TASK BRIEF >>
Reproduce every entry exactly.

-*-*-

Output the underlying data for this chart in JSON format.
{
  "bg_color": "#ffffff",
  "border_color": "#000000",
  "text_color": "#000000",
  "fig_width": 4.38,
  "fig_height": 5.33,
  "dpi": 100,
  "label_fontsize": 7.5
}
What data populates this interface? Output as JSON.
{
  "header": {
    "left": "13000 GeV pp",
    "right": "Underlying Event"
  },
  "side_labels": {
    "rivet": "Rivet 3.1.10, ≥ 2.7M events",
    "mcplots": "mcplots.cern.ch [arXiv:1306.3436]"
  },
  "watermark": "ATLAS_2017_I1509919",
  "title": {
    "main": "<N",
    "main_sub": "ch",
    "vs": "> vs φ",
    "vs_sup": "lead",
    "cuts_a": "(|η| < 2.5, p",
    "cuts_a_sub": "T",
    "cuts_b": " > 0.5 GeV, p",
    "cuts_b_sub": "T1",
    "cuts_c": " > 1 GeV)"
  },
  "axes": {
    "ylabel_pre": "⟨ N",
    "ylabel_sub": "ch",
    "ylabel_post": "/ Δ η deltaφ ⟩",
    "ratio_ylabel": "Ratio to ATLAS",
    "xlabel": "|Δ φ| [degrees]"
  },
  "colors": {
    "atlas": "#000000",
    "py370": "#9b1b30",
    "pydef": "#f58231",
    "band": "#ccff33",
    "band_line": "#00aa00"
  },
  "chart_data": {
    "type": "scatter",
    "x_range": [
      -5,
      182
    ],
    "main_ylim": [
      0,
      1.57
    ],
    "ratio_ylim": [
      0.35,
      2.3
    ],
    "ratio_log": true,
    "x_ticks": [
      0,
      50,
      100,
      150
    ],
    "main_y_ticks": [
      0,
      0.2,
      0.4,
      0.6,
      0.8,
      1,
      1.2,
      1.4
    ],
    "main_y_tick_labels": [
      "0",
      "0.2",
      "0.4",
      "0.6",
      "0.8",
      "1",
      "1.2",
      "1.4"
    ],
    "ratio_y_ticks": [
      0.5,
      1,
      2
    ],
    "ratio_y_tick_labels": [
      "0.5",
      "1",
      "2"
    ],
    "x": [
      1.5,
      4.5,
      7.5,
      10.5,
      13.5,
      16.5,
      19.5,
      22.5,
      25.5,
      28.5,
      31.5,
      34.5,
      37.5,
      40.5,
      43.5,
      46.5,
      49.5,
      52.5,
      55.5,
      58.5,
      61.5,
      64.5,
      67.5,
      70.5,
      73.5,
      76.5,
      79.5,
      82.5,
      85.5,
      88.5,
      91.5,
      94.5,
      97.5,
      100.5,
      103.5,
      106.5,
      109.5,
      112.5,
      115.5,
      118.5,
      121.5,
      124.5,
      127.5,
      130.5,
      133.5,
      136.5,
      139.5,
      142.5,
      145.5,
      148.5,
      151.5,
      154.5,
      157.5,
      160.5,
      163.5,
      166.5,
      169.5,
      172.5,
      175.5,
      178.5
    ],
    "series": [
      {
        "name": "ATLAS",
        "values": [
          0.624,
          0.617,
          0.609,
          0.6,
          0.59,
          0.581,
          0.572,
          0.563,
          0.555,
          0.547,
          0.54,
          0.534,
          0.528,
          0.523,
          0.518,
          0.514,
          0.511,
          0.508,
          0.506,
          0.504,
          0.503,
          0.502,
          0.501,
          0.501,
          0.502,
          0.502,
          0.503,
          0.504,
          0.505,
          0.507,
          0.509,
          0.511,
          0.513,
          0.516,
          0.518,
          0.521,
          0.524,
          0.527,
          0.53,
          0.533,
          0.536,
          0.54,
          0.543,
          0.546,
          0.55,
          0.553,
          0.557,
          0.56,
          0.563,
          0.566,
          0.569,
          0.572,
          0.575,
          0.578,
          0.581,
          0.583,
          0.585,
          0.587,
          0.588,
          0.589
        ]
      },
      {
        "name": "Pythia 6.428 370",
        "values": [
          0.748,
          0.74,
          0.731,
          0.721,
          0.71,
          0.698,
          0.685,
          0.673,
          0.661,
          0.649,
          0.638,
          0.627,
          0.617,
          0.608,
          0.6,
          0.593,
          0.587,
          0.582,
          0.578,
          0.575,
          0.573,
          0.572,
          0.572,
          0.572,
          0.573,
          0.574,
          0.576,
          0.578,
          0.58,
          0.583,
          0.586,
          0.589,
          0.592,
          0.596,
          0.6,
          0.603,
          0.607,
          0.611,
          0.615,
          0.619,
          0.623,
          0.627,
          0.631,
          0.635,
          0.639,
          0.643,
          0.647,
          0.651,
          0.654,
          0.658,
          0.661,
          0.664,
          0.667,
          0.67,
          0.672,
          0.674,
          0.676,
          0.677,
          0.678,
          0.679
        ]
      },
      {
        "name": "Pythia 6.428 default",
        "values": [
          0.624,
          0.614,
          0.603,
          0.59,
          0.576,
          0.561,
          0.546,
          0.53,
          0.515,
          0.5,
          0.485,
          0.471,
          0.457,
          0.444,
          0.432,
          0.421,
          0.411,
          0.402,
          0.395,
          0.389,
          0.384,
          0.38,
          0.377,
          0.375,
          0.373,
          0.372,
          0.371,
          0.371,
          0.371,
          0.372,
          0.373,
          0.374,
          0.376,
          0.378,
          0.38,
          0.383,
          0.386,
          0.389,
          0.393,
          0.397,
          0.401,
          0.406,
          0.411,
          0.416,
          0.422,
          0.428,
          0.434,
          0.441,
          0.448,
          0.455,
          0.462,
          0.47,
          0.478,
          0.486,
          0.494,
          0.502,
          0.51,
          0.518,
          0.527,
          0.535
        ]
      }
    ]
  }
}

-*-*-

FINAL RESULT >>
Output the underlying data for this chart in JSON format.
{
  "bg_color": "#ffffff",
  "border_color": "#000000",
  "text_color": "#000000",
  "fig_width": 4.38,
  "fig_height": 5.33,
  "dpi": 100,
  "label_fontsize": 7.5
}
What data populates this interface? Output as JSON.
{
  "header": {
    "left": "13000 GeV pp",
    "right": "Underlying Event"
  },
  "side_labels": {
    "rivet": "Rivet 3.1.10, ≥ 2.7M events",
    "mcplots": "mcplots.cern.ch [arXiv:1306.3436]"
  },
  "watermark": "ATLAS_2017_I1509919",
  "title": {
    "main": "<N",
    "main_sub": "ch",
    "vs": "> vs φ",
    "vs_sup": "lead",
    "cuts_a": "(|η| < 2.5, p",
    "cuts_a_sub": "T",
    "cuts_b": " > 0.5 GeV, p",
    "cuts_b_sub": "T1",
    "cuts_c": " > 1 GeV)"
  },
  "axes": {
    "ylabel_pre": "⟨ N",
    "ylabel_sub": "ch",
    "ylabel_post": "/ Δ η deltaφ ⟩",
    "ratio_ylabel": "Ratio to ATLAS",
    "xlabel": "|Δ φ| [degrees]"
  },
  "colors": {
    "atlas": "#000000",
    "py370": "#9b1b30",
    "pydef": "#f58231",
    "band": "#ccff33",
    "band_line": "#00aa00"
  },
  "chart_data": {
    "type": "scatter",
    "x_range": [
      -5,
      182
    ],
    "main_ylim": [
      0,
      1.57
    ],
    "ratio_ylim": [
      0.35,
      2.3
    ],
    "ratio_log": true,
    "x_ticks": [
      0,
      50,
      100,
      150
    ],
    "main_y_ticks": [
      0,
      0.2,
      0.4,
      0.6,
      0.8,
      1,
      1.2,
      1.4
    ],
    "main_y_tick_labels": [
      "0",
      "0.2",
      "0.4",
      "0.6",
      "0.8",
      "1",
      "1.2",
      "1.4"
    ],
    "ratio_y_ticks": [
      0.5,
      1,
      2
    ],
    "ratio_y_tick_labels": [
      "0.5",
      "1",
      "2"
    ],
    "x": [
      1.5,
      4.5,
      7.5,
      10.5,
      13.5,
      16.5,
      19.5,
      22.5,
      25.5,
      28.5,
      31.5,
      34.5,
      37.5,
      40.5,
      43.5,
      46.5,
      49.5,
      52.5,
      55.5,
      58.5,
      61.5,
      64.5,
      67.5,
      70.5,
      73.5,
      76.5,
      79.5,
      82.5,
      85.5,
      88.5,
      91.5,
      94.5,
      97.5,
      100.5,
      103.5,
      106.5,
      109.5,
      112.5,
      115.5,
      118.5,
      121.5,
      124.5,
      127.5,
      130.5,
      133.5,
      136.5,
      139.5,
      142.5,
      145.5,
      148.5,
      151.5,
      154.5,
      157.5,
      160.5,
      163.5,
      166.5,
      169.5,
      172.5,
      175.5,
      178.5
    ],
    "series": [
      {
        "name": "ATLAS",
        "values": [
          0.624,
          0.617,
          0.609,
          0.6,
          0.59,
          0.581,
          0.572,
          0.563,
          0.555,
          0.547,
          0.54,
          0.534,
          0.528,
          0.523,
          0.518,
          0.514,
          0.511,
          0.508,
          0.506,
          0.504,
          0.503,
          0.502,
          0.501,
          0.501,
          0.502,
          0.502,
          0.503,
          0.504,
          0.505,
          0.507,
          0.509,
          0.511,
          0.513,
          0.516,
          0.518,
          0.521,
          0.524,
          0.527,
          0.53,
          0.533,
          0.536,
          0.54,
          0.543,
          0.546,
          0.55,
          0.553,
          0.557,
          0.56,
          0.563,
          0.566,
          0.569,
          0.572,
          0.575,
          0.578,
          0.581,
          0.583,
          0.585,
          0.587,
          0.588,
          0.589
        ]
      },
      {
        "name": "Pythia 6.428 370",
        "values": [
          0.748,
          0.74,
          0.731,
          0.721,
          0.71,
          0.698,
          0.685,
          0.673,
          0.661,
          0.649,
          0.638,
          0.627,
          0.617,
          0.608,
          0.6,
          0.593,
          0.587,
          0.582,
          0.578,
          0.575,
          0.573,
          0.572,
          0.572,
          0.572,
          0.573,
          0.574,
          0.576,
          0.578,
          0.58,
          0.583,
          0.586,
          0.589,
          0.592,
          0.596,
          0.6,
          0.603,
          0.607,
          0.611,
          0.615,
          0.619,
          0.623,
          0.627,
          0.631,
          0.635,
          0.639,
          0.643,
          0.647,
          0.651,
          0.654,
          0.658,
          0.661,
          0.664,
          0.667,
          0.67,
          0.672,
          0.674,
          0.676,
          0.677,
          0.678,
          0.679
        ]
      },
      {
        "name": "Pythia 6.428 default",
        "values": [
          0.624,
          0.614,
          0.603,
          0.59,
          0.576,
          0.561,
          0.546,
          0.53,
          0.515,
          0.5,
          0.485,
          0.471,
          0.457,
          0.444,
          0.432,
          0.421,
          0.411,
          0.402,
          0.395,
          0.389,
          0.384,
          0.38,
          0.377,
          0.375,
          0.373,
          0.372,
          0.371,
          0.371,
          0.371,
          0.372,
          0.373,
          0.374,
          0.376,
          0.378,
          0.38,
          0.383,
          0.386,
          0.389,
          0.393,
          0.397,
          0.401,
          0.406,
          0.411,
          0.416,
          0.422,
          0.428,
          0.434,
          0.441,
          0.448,
          0.455,
          0.462,
          0.47,
          0.478,
          0.486,
          0.494,
          0.502,
          0.51,
          0.518,
          0.527,
          0.535
        ]
      }
    ]
  }
}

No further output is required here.